SET PROBLEM: Reproduce the following material verbatim, line for line.

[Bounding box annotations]

-- begin --

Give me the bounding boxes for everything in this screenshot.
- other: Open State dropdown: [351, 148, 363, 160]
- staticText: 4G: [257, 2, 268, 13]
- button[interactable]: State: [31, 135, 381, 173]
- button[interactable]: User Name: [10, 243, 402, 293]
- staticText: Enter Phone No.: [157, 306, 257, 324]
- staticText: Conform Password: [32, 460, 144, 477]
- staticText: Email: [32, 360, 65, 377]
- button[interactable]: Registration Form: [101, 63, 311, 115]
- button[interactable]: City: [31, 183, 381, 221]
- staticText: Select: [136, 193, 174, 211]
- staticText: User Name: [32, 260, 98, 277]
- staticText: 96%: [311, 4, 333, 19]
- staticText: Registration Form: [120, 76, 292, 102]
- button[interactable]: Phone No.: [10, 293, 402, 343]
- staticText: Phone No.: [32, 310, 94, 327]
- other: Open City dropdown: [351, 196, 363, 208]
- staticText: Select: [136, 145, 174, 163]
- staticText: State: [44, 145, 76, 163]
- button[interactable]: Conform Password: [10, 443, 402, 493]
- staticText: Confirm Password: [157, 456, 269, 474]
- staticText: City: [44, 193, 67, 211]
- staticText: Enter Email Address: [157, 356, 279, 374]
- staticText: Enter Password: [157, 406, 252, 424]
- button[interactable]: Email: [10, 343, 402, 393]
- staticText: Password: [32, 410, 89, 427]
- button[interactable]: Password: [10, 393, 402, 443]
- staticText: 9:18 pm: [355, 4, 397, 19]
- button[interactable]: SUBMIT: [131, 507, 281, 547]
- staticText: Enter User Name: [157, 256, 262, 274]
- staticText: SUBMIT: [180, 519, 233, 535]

-- end --

RESULT BELOW:
Give me the bounding boxes for everything in this screenshot.
- other: Open State dropdown: [351, 148, 363, 160]
- staticText: 4G: [257, 2, 268, 13]
- button[interactable]: State: [31, 135, 381, 173]
- button[interactable]: User Name: [10, 243, 402, 293]
- staticText: Enter Phone No.: [157, 306, 257, 324]
- staticText: Conform Password: [32, 460, 144, 477]
- staticText: Email: [32, 360, 65, 377]
- button[interactable]: Registration Form: [101, 63, 311, 115]
- button[interactable]: City: [31, 183, 381, 221]
- staticText: Select: [136, 193, 174, 211]
- staticText: User Name: [32, 260, 98, 277]
- staticText: 96%: [311, 4, 333, 19]
- staticText: Registration Form: [120, 76, 292, 102]
- button[interactable]: Phone No.: [10, 293, 402, 343]
- staticText: Phone No.: [32, 310, 94, 327]
- other: Open City dropdown: [351, 196, 363, 208]
- staticText: Select: [136, 145, 174, 163]
- staticText: State: [44, 145, 76, 163]
- button[interactable]: Conform Password: [10, 443, 402, 493]
- staticText: Confirm Password: [157, 456, 269, 474]
- staticText: City: [44, 193, 67, 211]
- staticText: Enter Email Address: [157, 356, 279, 374]
- staticText: Enter Password: [157, 406, 252, 424]
- button[interactable]: Email: [10, 343, 402, 393]
- staticText: Password: [32, 410, 89, 427]
- button[interactable]: Password: [10, 393, 402, 443]
- staticText: 9:18 pm: [355, 4, 397, 19]
- button[interactable]: SUBMIT: [131, 507, 281, 547]
- staticText: Enter User Name: [157, 256, 262, 274]
- staticText: SUBMIT: [180, 519, 233, 535]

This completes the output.